ROWS:
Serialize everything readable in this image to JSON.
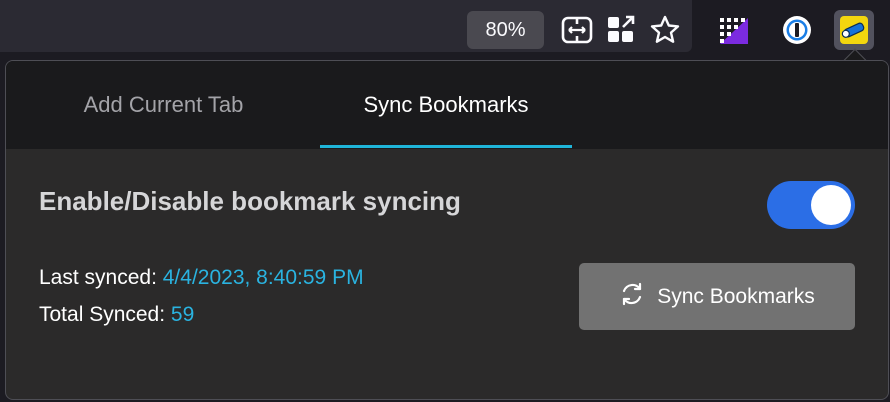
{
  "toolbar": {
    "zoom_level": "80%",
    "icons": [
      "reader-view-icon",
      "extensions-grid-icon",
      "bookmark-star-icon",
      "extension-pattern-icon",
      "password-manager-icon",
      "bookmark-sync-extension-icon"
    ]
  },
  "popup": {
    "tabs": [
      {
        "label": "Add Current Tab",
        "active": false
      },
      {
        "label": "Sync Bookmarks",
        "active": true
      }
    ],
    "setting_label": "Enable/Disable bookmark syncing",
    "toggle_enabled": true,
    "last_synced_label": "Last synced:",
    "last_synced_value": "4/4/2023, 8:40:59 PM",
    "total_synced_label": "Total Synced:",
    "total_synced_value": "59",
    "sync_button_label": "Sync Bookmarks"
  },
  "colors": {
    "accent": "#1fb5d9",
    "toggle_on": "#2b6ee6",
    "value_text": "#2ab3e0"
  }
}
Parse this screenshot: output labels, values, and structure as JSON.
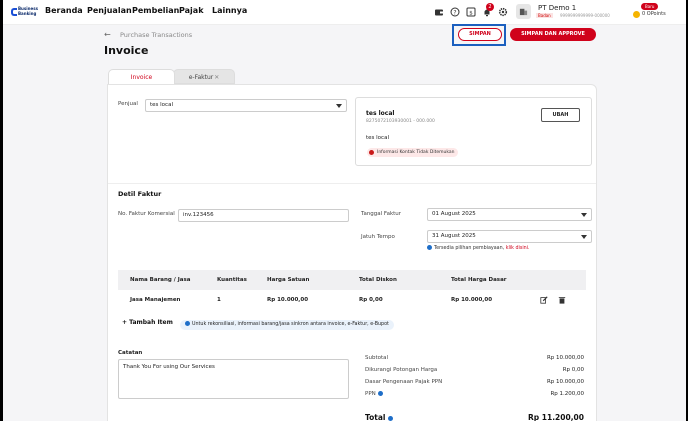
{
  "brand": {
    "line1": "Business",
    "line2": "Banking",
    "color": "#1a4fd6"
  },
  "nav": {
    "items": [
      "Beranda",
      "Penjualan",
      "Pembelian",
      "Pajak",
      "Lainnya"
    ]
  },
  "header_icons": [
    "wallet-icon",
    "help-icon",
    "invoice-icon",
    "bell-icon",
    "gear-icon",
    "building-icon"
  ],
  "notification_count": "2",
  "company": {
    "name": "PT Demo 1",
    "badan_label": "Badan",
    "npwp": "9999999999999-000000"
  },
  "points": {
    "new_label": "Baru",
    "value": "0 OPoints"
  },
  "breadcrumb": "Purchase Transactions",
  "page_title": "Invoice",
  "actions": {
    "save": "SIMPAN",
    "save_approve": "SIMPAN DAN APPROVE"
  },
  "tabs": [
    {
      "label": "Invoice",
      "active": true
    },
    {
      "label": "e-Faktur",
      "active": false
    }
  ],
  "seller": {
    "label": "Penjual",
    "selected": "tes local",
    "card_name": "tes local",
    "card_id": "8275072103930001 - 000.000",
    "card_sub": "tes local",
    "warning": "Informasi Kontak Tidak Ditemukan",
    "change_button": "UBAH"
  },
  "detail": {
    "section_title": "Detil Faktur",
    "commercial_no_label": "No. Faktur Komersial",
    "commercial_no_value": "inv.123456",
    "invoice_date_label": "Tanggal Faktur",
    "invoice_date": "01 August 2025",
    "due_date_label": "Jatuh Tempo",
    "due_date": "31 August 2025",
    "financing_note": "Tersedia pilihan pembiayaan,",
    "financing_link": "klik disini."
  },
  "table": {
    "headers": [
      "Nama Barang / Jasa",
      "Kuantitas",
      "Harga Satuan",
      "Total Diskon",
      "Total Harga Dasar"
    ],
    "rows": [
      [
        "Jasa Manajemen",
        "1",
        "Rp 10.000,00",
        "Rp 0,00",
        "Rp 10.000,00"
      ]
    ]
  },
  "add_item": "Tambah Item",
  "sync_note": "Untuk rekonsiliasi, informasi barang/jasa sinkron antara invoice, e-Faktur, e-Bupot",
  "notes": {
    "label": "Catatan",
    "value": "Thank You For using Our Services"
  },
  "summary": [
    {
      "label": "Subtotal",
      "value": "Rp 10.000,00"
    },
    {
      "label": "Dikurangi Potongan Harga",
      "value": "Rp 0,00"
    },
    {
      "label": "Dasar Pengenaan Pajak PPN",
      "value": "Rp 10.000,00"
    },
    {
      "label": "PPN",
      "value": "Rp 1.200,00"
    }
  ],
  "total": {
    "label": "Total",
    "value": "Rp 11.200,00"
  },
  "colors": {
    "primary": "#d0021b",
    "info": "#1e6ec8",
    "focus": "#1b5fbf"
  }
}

EXERCISE REQUIREMENTS:
In the entries above, find each line with the string "active" and copy it.

TASK RESPONSE:
        "active": false
        "active": true
      "active": true
      "active": false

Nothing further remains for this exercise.